PROBLEM TO SOLVE | Write out the entries below once more, exactly.

- - - -

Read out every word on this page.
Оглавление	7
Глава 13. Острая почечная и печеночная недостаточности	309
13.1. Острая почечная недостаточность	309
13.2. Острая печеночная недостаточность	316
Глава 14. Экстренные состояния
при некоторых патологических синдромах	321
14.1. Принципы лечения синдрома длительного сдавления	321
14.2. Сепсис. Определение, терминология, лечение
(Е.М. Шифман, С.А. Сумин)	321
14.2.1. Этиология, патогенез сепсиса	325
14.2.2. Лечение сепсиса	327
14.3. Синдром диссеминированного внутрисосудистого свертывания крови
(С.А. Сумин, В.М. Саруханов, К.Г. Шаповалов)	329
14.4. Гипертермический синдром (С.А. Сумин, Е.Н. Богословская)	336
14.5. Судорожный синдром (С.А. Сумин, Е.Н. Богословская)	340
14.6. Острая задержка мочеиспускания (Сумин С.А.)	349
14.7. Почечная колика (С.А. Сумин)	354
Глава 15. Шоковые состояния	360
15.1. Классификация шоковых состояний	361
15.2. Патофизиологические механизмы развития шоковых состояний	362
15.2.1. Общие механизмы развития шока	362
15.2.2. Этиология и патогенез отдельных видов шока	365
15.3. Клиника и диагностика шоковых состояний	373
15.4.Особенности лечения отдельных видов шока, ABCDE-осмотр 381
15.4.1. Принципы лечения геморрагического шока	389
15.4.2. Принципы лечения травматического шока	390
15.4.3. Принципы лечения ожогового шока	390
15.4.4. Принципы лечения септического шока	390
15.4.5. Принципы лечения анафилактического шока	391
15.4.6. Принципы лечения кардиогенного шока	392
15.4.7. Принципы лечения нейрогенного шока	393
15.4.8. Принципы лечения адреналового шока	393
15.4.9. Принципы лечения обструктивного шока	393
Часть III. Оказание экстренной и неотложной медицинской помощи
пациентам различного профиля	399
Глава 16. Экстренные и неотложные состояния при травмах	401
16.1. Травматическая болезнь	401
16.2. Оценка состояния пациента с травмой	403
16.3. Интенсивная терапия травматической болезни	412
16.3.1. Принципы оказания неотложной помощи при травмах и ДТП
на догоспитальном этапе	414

- - - -

TASK ANSWER |
Read out every word on this page.
Оглавление	7
Глава 13. Острая почечная и печеночная недостаточности	309
13.1. Острая почечная недостаточность	309
13.2. Острая печеночная недостаточность	316
Глава 14. Экстренные состояния
при некоторых патологических синдромах	321
14.1. Принципы лечения синдрома длительного сдавления	321
14.2. Сепсис. Определение, терминология, лечение
(Е.М. Шифман, С.А. Сумин)	321
14.2.1. Этиология, патогенез сепсиса	325
14.2.2. Лечение сепсиса	327
14.3. Синдром диссеминированного внутрисосудистого свертывания крови
(С.А. Сумин, В.М. Саруханов, К.Г. Шаповалов)	329
14.4. Гипертермический синдром (С.А. Сумин, Е.Н. Богословская)	336
14.5. Судорожный синдром (С.А. Сумин, Е.Н. Богословская)	340
14.6. Острая задержка мочеиспускания (Сумин С.А.)	349
14.7. Почечная колика (С.А. Сумин)	354
Глава 15. Шоковые состояния	360
15.1. Классификация шоковых состояний	361
15.2. Патофизиологические механизмы развития шоковых состояний	362
15.2.1. Общие механизмы развития шока	362
15.2.2. Этиология и патогенез отдельных видов шока	365
15.3. Клиника и диагностика шоковых состояний	373
15.4.Особенности лечения отдельных видов шока, ABCDE-осмотр 381
15.4.1. Принципы лечения геморрагического шока	389
15.4.2. Принципы лечения травматического шока	390
15.4.3. Принципы лечения ожогового шока	390
15.4.4. Принципы лечения септического шока	390
15.4.5. Принципы лечения анафилактического шока	391
15.4.6. Принципы лечения кардиогенного шока	392
15.4.7. Принципы лечения нейрогенного шока	393
15.4.8. Принципы лечения адреналового шока	393
15.4.9. Принципы лечения обструктивного шока	393
Часть III. Оказание экстренной и неотложной медицинской помощи
пациентам различного профиля	399
Глава 16. Экстренные и неотложные состояния при травмах	401
16.1. Травматическая болезнь	401
16.2. Оценка состояния пациента с травмой	403
16.3. Интенсивная терапия травматической болезни	412
16.3.1. Принципы оказания неотложной помощи при травмах и ДТП
на догоспитальном этапе	414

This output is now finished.